● Exercise:
Gather up every line that includes the string "Untitled".

Saved entries
------------------------

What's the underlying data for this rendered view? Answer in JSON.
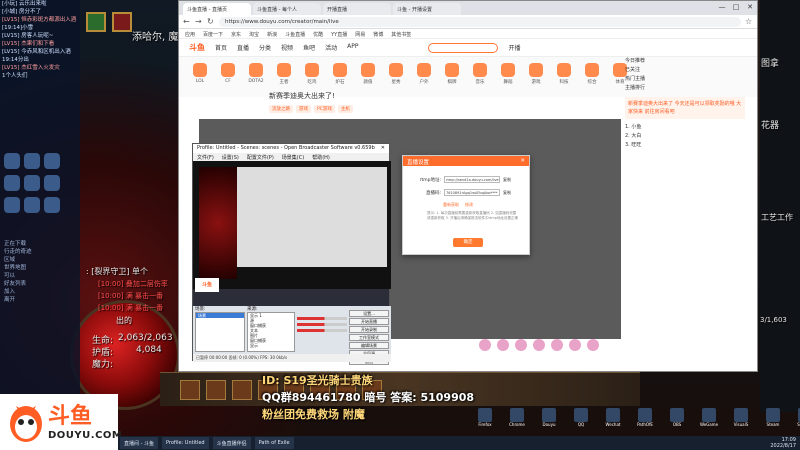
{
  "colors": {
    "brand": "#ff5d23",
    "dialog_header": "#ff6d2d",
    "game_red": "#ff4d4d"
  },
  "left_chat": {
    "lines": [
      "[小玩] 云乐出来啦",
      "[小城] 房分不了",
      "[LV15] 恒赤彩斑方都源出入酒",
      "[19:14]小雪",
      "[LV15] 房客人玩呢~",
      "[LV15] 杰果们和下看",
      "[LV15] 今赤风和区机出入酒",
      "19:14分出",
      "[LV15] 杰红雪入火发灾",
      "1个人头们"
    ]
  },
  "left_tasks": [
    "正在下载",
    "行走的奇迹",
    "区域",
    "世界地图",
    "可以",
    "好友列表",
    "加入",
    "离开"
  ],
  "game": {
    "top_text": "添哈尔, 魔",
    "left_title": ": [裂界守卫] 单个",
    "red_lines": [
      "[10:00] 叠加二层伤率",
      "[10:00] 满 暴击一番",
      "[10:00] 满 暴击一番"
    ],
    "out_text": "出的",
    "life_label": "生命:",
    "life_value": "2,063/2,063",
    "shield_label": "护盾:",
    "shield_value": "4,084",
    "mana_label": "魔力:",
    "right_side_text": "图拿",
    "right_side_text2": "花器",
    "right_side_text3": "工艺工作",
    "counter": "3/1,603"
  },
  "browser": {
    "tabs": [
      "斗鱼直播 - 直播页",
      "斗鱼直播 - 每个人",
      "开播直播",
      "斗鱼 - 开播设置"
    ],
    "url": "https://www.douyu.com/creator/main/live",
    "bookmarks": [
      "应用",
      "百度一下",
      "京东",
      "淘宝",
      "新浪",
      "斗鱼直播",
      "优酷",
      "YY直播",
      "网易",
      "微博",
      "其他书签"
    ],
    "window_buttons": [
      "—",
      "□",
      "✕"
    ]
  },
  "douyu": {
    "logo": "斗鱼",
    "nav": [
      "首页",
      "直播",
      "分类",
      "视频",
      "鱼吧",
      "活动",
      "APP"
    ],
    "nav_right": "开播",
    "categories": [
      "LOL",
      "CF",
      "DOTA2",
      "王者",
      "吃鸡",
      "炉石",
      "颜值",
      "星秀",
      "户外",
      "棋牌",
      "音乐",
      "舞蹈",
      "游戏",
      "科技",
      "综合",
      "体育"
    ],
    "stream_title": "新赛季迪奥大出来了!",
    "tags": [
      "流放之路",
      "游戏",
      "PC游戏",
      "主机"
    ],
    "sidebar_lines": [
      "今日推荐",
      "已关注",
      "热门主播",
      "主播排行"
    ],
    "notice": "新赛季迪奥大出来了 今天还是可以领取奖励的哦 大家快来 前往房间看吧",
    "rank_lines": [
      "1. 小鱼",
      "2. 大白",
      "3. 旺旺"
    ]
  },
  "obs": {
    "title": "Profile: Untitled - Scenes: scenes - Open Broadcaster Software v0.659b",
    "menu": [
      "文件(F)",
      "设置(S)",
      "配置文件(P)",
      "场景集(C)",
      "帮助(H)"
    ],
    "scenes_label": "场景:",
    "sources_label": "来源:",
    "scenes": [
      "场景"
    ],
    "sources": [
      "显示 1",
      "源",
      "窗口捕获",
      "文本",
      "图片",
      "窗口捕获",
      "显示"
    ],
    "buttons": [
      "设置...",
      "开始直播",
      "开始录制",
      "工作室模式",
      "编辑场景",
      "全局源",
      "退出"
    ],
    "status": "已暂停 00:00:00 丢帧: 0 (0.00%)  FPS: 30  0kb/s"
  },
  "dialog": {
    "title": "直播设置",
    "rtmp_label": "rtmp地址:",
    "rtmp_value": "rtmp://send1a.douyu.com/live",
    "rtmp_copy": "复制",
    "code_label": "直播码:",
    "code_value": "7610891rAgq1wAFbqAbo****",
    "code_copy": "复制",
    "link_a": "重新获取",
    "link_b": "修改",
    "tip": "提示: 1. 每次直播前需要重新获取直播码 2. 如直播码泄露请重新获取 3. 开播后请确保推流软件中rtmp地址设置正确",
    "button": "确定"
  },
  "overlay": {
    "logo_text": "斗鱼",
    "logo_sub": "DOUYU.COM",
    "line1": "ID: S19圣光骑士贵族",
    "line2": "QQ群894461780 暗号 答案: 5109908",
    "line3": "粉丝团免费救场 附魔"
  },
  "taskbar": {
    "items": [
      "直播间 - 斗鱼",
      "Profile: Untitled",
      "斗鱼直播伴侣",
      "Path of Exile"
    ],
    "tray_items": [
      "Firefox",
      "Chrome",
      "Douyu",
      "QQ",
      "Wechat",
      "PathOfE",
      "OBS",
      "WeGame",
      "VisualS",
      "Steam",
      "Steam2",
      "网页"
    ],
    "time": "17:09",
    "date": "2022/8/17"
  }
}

------------------------

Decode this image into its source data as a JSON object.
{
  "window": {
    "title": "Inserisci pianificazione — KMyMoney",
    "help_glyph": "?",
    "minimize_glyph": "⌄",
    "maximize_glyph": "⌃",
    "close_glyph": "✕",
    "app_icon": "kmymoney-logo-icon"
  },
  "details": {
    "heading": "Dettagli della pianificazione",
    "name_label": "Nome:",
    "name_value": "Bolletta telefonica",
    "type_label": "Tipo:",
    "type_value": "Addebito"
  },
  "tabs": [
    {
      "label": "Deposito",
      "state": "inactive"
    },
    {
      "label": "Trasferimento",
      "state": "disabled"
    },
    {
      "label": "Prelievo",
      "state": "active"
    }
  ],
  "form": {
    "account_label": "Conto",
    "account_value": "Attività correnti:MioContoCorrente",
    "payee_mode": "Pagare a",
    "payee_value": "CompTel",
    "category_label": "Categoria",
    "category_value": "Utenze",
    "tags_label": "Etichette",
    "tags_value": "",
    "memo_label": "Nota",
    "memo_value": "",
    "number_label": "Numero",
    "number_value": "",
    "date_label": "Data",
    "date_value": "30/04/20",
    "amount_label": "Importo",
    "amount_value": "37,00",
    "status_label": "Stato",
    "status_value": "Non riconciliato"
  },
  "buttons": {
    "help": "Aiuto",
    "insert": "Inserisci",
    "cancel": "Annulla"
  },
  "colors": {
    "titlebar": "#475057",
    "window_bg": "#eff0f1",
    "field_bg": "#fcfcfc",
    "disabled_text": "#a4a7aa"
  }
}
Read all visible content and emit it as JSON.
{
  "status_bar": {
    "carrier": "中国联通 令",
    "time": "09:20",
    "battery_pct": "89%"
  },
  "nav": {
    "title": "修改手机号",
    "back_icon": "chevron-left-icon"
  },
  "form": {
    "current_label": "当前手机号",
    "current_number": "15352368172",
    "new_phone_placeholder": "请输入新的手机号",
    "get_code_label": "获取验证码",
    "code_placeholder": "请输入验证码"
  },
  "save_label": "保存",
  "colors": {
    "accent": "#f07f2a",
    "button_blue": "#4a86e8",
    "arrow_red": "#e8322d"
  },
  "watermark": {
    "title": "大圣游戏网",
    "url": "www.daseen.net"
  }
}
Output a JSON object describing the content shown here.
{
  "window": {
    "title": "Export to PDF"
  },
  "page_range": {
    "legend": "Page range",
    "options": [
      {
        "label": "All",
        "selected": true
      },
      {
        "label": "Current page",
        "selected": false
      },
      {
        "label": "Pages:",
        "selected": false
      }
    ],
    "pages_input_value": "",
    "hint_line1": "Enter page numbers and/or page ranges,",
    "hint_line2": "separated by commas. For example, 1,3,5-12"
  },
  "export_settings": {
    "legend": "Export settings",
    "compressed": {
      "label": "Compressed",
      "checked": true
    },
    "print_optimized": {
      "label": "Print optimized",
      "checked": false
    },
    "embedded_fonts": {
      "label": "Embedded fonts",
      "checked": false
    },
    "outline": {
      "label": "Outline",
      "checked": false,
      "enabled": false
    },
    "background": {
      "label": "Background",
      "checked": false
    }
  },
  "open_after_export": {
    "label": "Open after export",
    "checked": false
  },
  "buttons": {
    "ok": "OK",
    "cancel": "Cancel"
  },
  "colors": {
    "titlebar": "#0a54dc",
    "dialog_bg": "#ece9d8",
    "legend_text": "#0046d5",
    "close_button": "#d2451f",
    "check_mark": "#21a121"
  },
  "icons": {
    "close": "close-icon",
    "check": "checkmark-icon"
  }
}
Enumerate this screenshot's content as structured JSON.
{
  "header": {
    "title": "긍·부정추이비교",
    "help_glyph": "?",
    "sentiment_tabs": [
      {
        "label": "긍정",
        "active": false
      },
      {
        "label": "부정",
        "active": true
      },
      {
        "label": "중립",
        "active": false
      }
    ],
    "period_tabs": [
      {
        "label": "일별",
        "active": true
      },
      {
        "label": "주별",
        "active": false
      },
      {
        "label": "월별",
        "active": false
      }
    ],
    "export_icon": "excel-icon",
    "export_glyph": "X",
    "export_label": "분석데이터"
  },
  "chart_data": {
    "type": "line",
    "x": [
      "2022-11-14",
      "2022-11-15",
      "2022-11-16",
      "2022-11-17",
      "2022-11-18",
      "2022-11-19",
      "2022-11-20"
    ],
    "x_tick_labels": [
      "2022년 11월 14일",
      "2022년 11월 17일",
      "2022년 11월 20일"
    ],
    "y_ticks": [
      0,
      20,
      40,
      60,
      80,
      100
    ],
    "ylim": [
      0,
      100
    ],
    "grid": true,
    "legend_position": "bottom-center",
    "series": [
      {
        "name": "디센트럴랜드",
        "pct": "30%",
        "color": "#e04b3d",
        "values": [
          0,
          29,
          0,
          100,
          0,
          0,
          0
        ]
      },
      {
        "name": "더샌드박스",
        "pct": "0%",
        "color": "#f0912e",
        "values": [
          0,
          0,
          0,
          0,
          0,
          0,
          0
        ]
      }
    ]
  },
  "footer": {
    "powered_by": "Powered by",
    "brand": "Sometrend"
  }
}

------------------------

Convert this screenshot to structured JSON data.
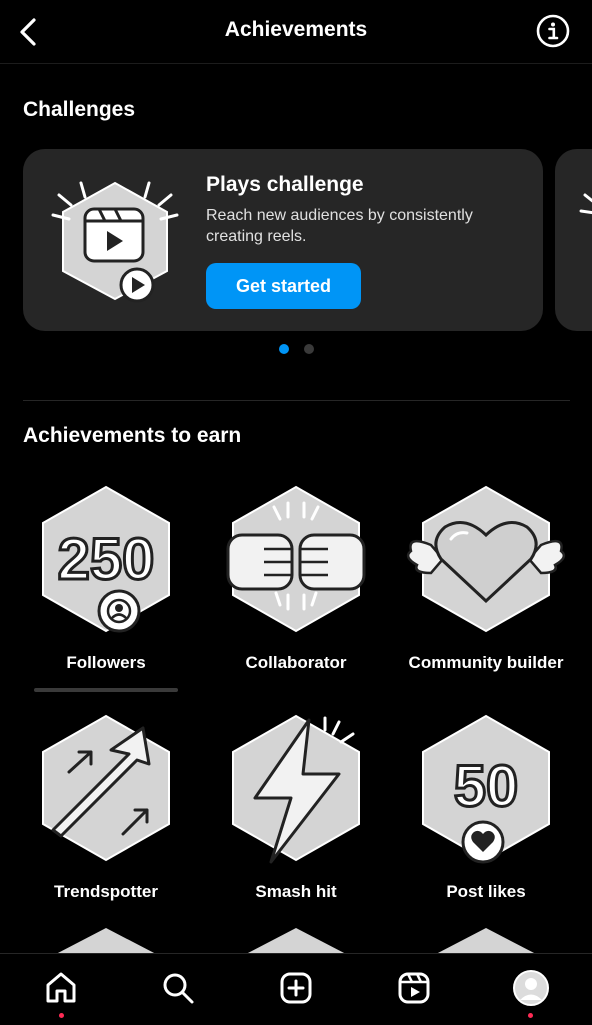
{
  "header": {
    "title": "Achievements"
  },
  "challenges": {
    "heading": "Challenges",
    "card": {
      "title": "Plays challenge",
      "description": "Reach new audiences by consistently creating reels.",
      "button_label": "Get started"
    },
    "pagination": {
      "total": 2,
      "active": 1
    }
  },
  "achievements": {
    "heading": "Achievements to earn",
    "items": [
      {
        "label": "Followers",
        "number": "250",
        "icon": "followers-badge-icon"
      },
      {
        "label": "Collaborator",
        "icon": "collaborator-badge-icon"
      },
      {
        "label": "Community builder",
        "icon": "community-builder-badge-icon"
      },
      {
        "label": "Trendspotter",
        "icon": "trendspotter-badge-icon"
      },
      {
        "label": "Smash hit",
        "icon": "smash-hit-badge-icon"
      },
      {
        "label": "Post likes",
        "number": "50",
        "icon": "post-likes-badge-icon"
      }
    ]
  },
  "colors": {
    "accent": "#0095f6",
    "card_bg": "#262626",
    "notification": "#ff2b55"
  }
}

------------------------

● Solution for this problem:
    "title": "Profile: Untitled - Scenes: scenes - Open Broadcaster Software v0.659b",
      "Profile: Untitled",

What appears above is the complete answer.